▶ **SUPPLIED DATA**:
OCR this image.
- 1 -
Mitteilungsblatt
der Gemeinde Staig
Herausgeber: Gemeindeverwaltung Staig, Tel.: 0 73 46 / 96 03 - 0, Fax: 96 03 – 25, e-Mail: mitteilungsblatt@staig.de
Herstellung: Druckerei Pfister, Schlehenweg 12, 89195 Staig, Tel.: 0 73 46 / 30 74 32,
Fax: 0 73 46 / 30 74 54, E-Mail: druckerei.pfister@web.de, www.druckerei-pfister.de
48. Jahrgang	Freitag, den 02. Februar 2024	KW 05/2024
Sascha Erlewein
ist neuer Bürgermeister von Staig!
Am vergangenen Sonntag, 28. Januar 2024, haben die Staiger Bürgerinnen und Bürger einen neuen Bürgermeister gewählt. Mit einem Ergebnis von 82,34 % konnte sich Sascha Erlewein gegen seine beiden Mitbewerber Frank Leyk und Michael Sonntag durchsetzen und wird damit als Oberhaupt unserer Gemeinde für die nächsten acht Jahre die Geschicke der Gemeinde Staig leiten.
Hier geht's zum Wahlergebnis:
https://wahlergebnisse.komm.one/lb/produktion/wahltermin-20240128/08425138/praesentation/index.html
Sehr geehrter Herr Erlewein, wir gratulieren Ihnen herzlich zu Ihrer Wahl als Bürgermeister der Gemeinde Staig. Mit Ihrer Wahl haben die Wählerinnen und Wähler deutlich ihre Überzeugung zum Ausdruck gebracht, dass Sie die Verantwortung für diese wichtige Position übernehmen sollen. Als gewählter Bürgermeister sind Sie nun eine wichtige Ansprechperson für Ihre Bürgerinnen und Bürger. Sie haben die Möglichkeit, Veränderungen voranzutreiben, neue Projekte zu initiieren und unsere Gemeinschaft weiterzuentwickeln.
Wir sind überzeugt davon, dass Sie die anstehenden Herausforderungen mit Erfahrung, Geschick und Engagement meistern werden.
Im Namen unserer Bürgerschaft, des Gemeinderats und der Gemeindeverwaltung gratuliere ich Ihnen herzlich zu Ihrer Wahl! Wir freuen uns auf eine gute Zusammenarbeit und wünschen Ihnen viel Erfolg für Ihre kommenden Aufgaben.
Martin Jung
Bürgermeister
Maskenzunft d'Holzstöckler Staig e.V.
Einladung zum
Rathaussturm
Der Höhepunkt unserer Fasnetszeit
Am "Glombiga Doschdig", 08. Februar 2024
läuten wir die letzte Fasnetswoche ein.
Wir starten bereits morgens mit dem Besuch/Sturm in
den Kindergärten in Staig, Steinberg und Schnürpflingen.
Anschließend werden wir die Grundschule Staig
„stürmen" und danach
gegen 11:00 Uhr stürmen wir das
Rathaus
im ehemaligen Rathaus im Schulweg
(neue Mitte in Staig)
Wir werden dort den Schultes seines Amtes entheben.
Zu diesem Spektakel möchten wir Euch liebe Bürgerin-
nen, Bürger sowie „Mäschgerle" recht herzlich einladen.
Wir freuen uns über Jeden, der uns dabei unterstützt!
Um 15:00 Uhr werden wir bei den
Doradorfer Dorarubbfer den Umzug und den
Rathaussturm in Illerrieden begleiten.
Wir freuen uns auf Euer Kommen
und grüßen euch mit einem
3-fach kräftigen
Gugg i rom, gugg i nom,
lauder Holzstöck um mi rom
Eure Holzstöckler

▶ **TASK REQUIREMENTS**: Search the data for "Holzstöckler". Copy every line that has it.

▶ **RESPONSE**:
Maskenzunft d'Holzstöckler Staig e.V.
Eure Holzstöckler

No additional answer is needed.